▸ TASK TO CARRY OUT
Present the following data again exactly as it is shown.

● ● ● ●

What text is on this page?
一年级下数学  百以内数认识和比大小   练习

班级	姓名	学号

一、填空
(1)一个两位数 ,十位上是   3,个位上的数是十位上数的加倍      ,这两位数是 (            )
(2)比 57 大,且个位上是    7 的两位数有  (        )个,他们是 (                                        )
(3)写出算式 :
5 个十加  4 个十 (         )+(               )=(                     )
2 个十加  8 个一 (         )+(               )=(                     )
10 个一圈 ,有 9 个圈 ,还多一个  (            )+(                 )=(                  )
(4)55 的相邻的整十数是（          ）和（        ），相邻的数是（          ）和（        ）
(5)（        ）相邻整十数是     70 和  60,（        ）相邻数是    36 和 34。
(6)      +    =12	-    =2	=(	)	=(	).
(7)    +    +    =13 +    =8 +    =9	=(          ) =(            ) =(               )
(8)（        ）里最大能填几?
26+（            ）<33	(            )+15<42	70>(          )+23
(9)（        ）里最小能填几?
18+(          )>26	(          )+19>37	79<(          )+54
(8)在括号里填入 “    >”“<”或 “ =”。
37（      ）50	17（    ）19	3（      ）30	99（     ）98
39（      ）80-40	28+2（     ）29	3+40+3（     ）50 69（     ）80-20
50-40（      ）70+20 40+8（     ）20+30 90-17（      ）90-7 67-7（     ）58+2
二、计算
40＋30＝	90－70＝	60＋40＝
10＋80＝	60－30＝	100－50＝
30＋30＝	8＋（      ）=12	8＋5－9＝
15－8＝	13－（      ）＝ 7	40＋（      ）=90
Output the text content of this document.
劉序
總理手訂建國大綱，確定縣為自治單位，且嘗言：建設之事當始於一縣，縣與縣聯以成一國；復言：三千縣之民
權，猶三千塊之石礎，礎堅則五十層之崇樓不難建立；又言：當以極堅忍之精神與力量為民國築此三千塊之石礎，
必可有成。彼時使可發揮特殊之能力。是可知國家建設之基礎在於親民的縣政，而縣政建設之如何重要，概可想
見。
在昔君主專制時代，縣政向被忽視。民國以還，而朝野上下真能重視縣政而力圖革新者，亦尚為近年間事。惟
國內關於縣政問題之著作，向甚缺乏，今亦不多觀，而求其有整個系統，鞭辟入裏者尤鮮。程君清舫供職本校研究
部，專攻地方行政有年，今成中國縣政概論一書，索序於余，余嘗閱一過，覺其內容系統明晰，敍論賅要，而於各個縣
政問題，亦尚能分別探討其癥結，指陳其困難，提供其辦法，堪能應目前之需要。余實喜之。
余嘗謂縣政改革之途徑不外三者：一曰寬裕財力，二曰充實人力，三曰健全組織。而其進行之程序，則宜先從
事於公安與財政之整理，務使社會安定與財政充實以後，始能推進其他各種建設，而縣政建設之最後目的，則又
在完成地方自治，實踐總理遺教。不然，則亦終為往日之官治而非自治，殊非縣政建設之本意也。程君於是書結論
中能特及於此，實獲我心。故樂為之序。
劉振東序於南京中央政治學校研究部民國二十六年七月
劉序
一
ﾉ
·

● ● ● ●

▸ TASK RESPONSE
What text is on this page?
一年级下数学  百以内数认识和比大小   练习

班级	姓名	学号

一、填空
(1)一个两位数 ,十位上是   3,个位上的数是十位上数的加倍      ,这两位数是 (            )
(2)比 57 大,且个位上是    7 的两位数有  (        )个,他们是 (                                        )
(3)写出算式 :
5 个十加  4 个十 (         )+(               )=(                     )
2 个十加  8 个一 (         )+(               )=(                     )
10 个一圈 ,有 9 个圈 ,还多一个  (            )+(                 )=(                  )
(4)55 的相邻的整十数是（          ）和（        ），相邻的数是（          ）和（        ）
(5)（        ）相邻整十数是     70 和  60,（        ）相邻数是    36 和 34。
(6)      +    =12	-    =2	=(	)	=(	).
(7)    +    +    =13 +    =8 +    =9	=(          ) =(            ) =(               )
(8)（        ）里最大能填几?
26+（            ）<33	(            )+15<42	70>(          )+23
(9)（        ）里最小能填几?
18+(          )>26	(          )+19>37	79<(          )+54
(8)在括号里填入 “    >”“<”或 “ =”。
37（      ）50	17（    ）19	3（      ）30	99（     ）98
39（      ）80-40	28+2（     ）29	3+40+3（     ）50 69（     ）80-20
50-40（      ）70+20 40+8（     ）20+30 90-17（      ）90-7 67-7（     ）58+2
二、计算
40＋30＝	90－70＝	60＋40＝
10＋80＝	60－30＝	100－50＝
30＋30＝	8＋（      ）=12	8＋5－9＝
15－8＝	13－（      ）＝ 7	40＋（      ）=90
Output the text content of this document.
劉序
總理手訂建國大綱，確定縣為自治單位，且嘗言：建設之事當始於一縣，縣與縣聯以成一國；復言：三千縣之民
權，猶三千塊之石礎，礎堅則五十層之崇樓不難建立；又言：當以極堅忍之精神與力量為民國築此三千塊之石礎，
必可有成。彼時使可發揮特殊之能力。是可知國家建設之基礎在於親民的縣政，而縣政建設之如何重要，概可想
見。
在昔君主專制時代，縣政向被忽視。民國以還，而朝野上下真能重視縣政而力圖革新者，亦尚為近年間事。惟
國內關於縣政問題之著作，向甚缺乏，今亦不多觀，而求其有整個系統，鞭辟入裏者尤鮮。程君清舫供職本校研究
部，專攻地方行政有年，今成中國縣政概論一書，索序於余，余嘗閱一過，覺其內容系統明晰，敍論賅要，而於各個縣
政問題，亦尚能分別探討其癥結，指陳其困難，提供其辦法，堪能應目前之需要。余實喜之。
余嘗謂縣政改革之途徑不外三者：一曰寬裕財力，二曰充實人力，三曰健全組織。而其進行之程序，則宜先從
事於公安與財政之整理，務使社會安定與財政充實以後，始能推進其他各種建設，而縣政建設之最後目的，則又
在完成地方自治，實踐總理遺教。不然，則亦終為往日之官治而非自治，殊非縣政建設之本意也。程君於是書結論
中能特及於此，實獲我心。故樂為之序。
劉振東序於南京中央政治學校研究部民國二十六年七月
劉序
一
ﾉ
·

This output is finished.